Task to carry out
Return, word for word, every line that follows.

[Recorded data]
########
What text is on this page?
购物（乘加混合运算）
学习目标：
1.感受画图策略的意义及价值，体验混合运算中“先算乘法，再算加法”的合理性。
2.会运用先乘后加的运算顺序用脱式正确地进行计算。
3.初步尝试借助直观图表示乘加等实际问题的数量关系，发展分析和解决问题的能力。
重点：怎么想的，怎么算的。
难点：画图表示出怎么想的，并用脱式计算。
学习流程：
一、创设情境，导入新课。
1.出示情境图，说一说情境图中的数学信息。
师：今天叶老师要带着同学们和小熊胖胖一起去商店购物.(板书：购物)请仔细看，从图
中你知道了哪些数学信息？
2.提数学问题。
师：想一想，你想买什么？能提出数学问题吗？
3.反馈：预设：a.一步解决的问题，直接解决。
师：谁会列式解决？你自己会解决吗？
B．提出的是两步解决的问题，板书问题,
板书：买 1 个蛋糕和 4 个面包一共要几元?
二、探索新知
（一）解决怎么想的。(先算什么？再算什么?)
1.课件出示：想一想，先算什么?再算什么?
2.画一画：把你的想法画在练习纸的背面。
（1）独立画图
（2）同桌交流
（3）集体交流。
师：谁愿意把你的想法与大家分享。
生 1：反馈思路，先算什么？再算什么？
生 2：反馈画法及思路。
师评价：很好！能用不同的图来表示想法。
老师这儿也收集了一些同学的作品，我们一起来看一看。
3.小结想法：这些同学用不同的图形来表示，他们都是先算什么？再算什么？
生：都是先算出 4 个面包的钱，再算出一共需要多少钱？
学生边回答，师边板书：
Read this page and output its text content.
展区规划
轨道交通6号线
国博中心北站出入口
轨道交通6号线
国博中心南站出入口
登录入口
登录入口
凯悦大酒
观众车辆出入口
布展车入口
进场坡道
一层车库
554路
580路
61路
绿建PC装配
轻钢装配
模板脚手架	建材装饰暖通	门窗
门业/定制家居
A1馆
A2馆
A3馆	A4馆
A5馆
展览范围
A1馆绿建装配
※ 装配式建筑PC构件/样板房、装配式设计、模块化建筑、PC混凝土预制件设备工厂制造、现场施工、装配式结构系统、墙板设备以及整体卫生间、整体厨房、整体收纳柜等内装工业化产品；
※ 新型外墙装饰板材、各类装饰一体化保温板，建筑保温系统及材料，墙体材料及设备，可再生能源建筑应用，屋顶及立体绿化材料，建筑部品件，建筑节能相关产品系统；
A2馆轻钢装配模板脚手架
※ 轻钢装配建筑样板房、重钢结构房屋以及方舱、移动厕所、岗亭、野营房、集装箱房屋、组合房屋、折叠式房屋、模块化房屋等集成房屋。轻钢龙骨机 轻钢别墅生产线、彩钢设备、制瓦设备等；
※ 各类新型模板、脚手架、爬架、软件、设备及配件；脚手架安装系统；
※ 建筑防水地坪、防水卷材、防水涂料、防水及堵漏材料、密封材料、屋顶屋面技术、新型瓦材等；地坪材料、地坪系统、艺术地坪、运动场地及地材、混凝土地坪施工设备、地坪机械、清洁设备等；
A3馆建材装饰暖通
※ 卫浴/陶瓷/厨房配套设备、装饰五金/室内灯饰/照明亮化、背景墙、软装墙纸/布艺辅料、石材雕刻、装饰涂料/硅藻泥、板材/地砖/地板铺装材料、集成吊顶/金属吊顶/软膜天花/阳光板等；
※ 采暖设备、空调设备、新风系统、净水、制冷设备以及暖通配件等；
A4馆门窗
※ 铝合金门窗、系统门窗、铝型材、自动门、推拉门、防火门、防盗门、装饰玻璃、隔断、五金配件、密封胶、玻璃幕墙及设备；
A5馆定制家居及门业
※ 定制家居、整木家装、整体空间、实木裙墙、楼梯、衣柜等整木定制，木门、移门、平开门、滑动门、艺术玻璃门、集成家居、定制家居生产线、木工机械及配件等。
########
Final answer
What text is on this page?
购物（乘加混合运算）
学习目标：
1.感受画图策略的意义及价值，体验混合运算中“先算乘法，再算加法”的合理性。
2.会运用先乘后加的运算顺序用脱式正确地进行计算。
3.初步尝试借助直观图表示乘加等实际问题的数量关系，发展分析和解决问题的能力。
重点：怎么想的，怎么算的。
难点：画图表示出怎么想的，并用脱式计算。
学习流程：
一、创设情境，导入新课。
1.出示情境图，说一说情境图中的数学信息。
师：今天叶老师要带着同学们和小熊胖胖一起去商店购物.(板书：购物)请仔细看，从图
中你知道了哪些数学信息？
2.提数学问题。
师：想一想，你想买什么？能提出数学问题吗？
3.反馈：预设：a.一步解决的问题，直接解决。
师：谁会列式解决？你自己会解决吗？
B．提出的是两步解决的问题，板书问题,
板书：买 1 个蛋糕和 4 个面包一共要几元?
二、探索新知
（一）解决怎么想的。(先算什么？再算什么?)
1.课件出示：想一想，先算什么?再算什么?
2.画一画：把你的想法画在练习纸的背面。
（1）独立画图
（2）同桌交流
（3）集体交流。
师：谁愿意把你的想法与大家分享。
生 1：反馈思路，先算什么？再算什么？
生 2：反馈画法及思路。
师评价：很好！能用不同的图来表示想法。
老师这儿也收集了一些同学的作品，我们一起来看一看。
3.小结想法：这些同学用不同的图形来表示，他们都是先算什么？再算什么？
生：都是先算出 4 个面包的钱，再算出一共需要多少钱？
学生边回答，师边板书：
Read this page and output its text content.
展区规划
轨道交通6号线
国博中心北站出入口
轨道交通6号线
国博中心南站出入口
登录入口
登录入口
凯悦大酒
观众车辆出入口
布展车入口
进场坡道
一层车库
554路
580路
61路
绿建PC装配
轻钢装配
模板脚手架	建材装饰暖通	门窗
门业/定制家居
A1馆
A2馆
A3馆	A4馆
A5馆
展览范围
A1馆绿建装配
※ 装配式建筑PC构件/样板房、装配式设计、模块化建筑、PC混凝土预制件设备工厂制造、现场施工、装配式结构系统、墙板设备以及整体卫生间、整体厨房、整体收纳柜等内装工业化产品；
※ 新型外墙装饰板材、各类装饰一体化保温板，建筑保温系统及材料，墙体材料及设备，可再生能源建筑应用，屋顶及立体绿化材料，建筑部品件，建筑节能相关产品系统；
A2馆轻钢装配模板脚手架
※ 轻钢装配建筑样板房、重钢结构房屋以及方舱、移动厕所、岗亭、野营房、集装箱房屋、组合房屋、折叠式房屋、模块化房屋等集成房屋。轻钢龙骨机 轻钢别墅生产线、彩钢设备、制瓦设备等；
※ 各类新型模板、脚手架、爬架、软件、设备及配件；脚手架安装系统；
※ 建筑防水地坪、防水卷材、防水涂料、防水及堵漏材料、密封材料、屋顶屋面技术、新型瓦材等；地坪材料、地坪系统、艺术地坪、运动场地及地材、混凝土地坪施工设备、地坪机械、清洁设备等；
A3馆建材装饰暖通
※ 卫浴/陶瓷/厨房配套设备、装饰五金/室内灯饰/照明亮化、背景墙、软装墙纸/布艺辅料、石材雕刻、装饰涂料/硅藻泥、板材/地砖/地板铺装材料、集成吊顶/金属吊顶/软膜天花/阳光板等；
※ 采暖设备、空调设备、新风系统、净水、制冷设备以及暖通配件等；
A4馆门窗
※ 铝合金门窗、系统门窗、铝型材、自动门、推拉门、防火门、防盗门、装饰玻璃、隔断、五金配件、密封胶、玻璃幕墙及设备；
A5馆定制家居及门业
※ 定制家居、整木家装、整体空间、实木裙墙、楼梯、衣柜等整木定制，木门、移门、平开门、滑动门、艺术玻璃门、集成家居、定制家居生产线、木工机械及配件等。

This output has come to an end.